→ **Exercise requirements**: Of all the lines in the material below, how many include the string "GJMF"? Give the number only.

Data extracted from a collection
---
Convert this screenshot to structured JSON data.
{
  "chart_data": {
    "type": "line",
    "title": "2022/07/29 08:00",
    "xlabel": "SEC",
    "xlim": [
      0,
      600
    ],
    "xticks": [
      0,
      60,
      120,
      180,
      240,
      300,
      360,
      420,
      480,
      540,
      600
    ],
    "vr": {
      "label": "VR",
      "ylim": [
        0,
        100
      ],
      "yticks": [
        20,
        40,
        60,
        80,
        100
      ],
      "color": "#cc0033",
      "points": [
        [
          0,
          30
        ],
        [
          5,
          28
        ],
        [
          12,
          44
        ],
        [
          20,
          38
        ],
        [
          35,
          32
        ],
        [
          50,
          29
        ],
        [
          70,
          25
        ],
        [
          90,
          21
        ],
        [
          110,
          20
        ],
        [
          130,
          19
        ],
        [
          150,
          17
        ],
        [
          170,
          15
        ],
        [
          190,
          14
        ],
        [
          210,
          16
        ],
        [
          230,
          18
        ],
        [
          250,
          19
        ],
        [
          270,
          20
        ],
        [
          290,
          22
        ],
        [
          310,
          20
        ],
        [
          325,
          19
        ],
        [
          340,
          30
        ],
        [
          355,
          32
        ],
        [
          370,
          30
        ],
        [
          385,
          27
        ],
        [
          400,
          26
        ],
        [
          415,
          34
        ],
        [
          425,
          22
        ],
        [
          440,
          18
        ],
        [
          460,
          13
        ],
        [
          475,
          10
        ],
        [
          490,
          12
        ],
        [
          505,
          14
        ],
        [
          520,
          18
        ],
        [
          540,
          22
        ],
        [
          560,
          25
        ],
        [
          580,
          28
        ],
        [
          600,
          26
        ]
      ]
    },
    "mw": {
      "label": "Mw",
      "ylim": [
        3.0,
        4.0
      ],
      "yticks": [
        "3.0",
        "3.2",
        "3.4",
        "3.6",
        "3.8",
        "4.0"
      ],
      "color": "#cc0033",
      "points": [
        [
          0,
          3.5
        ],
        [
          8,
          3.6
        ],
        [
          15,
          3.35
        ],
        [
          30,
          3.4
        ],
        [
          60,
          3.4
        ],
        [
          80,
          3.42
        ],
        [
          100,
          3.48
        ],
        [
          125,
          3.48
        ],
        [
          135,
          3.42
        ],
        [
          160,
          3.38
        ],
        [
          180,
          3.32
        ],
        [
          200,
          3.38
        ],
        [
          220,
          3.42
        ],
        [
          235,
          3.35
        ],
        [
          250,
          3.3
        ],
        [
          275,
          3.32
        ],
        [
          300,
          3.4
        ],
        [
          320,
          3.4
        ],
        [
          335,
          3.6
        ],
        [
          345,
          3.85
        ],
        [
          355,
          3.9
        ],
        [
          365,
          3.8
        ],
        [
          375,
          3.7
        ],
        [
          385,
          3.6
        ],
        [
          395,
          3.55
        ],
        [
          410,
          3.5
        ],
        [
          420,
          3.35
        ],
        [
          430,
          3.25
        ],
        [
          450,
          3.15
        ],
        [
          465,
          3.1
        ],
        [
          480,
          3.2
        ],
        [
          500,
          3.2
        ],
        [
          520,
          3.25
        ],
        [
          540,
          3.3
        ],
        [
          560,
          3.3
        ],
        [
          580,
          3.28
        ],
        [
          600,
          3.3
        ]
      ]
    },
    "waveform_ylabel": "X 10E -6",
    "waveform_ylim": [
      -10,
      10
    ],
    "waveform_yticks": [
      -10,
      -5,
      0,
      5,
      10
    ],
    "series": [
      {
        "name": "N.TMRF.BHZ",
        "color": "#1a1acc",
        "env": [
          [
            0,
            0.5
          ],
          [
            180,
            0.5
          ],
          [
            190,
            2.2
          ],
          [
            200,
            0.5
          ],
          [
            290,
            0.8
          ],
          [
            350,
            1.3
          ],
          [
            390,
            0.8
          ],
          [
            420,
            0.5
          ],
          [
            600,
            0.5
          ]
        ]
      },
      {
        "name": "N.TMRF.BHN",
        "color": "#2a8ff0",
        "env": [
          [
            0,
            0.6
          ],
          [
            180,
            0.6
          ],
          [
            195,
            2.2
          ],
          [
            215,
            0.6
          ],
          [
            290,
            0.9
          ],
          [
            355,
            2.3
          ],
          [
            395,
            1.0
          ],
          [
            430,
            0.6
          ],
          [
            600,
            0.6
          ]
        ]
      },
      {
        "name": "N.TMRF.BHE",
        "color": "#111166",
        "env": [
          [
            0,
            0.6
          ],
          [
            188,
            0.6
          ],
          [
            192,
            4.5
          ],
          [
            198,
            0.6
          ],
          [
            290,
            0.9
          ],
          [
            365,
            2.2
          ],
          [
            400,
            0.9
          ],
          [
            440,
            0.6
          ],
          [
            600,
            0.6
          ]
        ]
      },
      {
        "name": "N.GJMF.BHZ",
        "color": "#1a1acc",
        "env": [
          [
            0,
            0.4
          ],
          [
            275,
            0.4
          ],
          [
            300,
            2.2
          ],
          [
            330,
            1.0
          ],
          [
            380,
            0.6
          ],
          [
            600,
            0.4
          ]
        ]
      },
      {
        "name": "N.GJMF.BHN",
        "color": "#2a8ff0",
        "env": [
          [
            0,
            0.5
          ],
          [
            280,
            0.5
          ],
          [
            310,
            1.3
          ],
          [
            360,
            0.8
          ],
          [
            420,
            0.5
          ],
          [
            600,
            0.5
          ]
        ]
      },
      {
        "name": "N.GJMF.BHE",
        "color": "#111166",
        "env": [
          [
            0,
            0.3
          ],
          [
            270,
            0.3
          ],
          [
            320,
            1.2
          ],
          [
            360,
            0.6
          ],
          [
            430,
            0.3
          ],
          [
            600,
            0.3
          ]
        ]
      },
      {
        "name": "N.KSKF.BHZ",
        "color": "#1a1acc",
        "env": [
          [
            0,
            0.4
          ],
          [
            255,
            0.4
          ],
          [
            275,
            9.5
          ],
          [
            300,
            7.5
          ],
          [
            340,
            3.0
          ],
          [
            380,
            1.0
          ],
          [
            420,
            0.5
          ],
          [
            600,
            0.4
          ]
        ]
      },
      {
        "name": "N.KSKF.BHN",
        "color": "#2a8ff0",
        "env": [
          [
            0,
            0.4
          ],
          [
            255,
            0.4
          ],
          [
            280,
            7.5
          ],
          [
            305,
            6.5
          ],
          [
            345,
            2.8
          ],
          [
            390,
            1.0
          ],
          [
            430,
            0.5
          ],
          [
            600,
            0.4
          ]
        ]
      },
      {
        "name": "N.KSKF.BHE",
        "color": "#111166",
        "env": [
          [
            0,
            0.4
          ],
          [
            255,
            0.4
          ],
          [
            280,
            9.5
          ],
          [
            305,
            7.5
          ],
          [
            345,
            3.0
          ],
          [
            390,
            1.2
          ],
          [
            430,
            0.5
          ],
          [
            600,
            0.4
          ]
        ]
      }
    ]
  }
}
---
→ **Response**: 3